Reproduce the data verbatim, everything from the line containing "Find all labels, buttons, inputs, and" down to the line containing "318, 121, 338]", both lines included.

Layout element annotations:
====

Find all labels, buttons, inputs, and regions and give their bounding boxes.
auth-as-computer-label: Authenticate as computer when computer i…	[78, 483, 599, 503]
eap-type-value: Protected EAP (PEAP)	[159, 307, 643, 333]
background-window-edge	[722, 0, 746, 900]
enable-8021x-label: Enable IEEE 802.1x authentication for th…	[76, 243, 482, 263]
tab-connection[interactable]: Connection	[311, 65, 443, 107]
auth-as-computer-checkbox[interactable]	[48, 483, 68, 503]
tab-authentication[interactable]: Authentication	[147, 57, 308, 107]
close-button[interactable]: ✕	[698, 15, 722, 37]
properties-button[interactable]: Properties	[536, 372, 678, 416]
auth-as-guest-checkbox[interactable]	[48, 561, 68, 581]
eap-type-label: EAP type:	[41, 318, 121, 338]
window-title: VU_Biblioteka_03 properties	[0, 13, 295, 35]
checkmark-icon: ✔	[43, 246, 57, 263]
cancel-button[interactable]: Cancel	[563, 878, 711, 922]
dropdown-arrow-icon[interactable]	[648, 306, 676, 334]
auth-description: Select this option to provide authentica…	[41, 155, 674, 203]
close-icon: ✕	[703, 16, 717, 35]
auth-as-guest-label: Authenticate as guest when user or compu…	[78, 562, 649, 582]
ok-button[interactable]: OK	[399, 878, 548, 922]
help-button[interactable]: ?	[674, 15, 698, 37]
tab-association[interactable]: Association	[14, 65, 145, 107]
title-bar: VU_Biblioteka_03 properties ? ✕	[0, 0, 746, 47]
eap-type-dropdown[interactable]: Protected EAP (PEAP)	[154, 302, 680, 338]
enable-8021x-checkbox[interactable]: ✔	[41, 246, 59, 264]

====

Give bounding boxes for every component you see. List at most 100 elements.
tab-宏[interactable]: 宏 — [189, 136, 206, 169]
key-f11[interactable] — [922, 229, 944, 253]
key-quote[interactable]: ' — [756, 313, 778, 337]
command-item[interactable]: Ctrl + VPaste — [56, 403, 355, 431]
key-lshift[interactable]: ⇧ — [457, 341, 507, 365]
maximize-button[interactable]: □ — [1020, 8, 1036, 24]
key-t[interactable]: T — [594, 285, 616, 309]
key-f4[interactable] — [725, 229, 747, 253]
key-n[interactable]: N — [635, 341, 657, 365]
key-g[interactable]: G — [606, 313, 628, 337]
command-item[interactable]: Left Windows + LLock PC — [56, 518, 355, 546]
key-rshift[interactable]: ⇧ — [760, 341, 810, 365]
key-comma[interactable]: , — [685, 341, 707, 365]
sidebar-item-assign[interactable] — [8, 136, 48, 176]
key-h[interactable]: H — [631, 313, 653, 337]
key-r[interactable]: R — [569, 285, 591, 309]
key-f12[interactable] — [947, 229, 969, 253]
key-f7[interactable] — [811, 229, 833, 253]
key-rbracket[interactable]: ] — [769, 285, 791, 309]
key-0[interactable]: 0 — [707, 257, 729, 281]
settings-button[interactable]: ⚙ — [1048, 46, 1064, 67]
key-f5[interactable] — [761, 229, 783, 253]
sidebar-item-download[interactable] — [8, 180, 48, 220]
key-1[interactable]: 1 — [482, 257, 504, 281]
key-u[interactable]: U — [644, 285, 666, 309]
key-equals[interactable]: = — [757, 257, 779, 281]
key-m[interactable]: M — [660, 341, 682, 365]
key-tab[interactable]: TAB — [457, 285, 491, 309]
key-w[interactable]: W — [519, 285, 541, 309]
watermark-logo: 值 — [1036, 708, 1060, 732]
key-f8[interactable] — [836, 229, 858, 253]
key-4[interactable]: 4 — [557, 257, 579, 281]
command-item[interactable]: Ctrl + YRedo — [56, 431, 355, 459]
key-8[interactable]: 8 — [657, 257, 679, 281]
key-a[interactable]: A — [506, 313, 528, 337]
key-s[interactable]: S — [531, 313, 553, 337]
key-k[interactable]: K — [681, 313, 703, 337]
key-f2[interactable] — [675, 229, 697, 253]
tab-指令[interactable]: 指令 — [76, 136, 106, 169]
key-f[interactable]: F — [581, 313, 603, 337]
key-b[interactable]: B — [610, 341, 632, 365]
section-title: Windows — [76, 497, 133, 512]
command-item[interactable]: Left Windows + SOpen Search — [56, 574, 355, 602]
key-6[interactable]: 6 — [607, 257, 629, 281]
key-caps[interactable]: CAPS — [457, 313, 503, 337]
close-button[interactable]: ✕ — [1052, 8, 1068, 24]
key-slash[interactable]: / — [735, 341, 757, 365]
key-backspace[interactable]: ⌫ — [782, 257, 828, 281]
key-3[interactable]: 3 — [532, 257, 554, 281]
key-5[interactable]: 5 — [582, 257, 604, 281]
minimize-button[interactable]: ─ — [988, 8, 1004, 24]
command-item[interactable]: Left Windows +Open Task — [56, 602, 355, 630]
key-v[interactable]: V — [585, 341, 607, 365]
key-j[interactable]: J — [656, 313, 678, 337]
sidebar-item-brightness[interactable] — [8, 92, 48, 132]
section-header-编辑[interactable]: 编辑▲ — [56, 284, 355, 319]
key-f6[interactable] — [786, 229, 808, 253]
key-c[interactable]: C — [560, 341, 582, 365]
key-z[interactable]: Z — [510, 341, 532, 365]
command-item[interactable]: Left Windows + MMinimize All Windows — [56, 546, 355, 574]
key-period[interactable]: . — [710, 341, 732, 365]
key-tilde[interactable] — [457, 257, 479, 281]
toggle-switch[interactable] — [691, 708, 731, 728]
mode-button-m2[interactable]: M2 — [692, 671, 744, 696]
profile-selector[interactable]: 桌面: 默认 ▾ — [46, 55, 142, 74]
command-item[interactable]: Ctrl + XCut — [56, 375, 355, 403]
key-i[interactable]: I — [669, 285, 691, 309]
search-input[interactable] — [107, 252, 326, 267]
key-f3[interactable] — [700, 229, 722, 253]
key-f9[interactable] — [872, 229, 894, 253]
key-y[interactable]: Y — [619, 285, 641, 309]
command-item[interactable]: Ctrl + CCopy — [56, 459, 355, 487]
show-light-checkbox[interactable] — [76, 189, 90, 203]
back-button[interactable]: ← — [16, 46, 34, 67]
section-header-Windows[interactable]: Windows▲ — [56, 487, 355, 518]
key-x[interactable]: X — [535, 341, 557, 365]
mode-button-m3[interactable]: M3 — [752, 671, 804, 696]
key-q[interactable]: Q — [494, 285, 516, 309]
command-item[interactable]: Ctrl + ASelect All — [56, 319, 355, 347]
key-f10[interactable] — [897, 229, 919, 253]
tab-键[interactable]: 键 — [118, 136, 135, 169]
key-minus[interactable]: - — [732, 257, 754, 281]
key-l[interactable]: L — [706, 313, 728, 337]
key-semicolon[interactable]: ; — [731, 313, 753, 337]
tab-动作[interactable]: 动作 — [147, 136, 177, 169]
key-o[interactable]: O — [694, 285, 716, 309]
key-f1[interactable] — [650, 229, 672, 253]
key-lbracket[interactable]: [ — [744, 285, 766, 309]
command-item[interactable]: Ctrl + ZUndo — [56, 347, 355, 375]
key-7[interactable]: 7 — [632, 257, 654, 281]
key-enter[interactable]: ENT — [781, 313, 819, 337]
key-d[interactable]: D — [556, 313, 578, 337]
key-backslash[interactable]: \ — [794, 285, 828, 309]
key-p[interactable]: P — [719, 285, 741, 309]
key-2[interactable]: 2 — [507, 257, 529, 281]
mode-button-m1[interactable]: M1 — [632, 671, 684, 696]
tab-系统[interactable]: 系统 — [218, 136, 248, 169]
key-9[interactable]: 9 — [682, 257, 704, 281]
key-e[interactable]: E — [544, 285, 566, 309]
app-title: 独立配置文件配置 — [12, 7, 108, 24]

====

### RESULT BELOW
Find all labels, buttons, inputs, and regions and give their bounding boxes.
auth-as-computer-label: Authenticate as computer when computer i…	[78, 483, 599, 503]
eap-type-value: Protected EAP (PEAP)	[159, 307, 643, 333]
background-window-edge	[722, 0, 746, 900]
enable-8021x-label: Enable IEEE 802.1x authentication for th…	[76, 243, 482, 263]
tab-connection[interactable]: Connection	[311, 65, 443, 107]
auth-as-computer-checkbox[interactable]	[48, 483, 68, 503]
tab-authentication[interactable]: Authentication	[147, 57, 308, 107]
close-button[interactable]: ✕	[698, 15, 722, 37]
properties-button[interactable]: Properties	[536, 372, 678, 416]
auth-as-guest-checkbox[interactable]	[48, 561, 68, 581]
eap-type-label: EAP type:	[41, 318, 121, 338]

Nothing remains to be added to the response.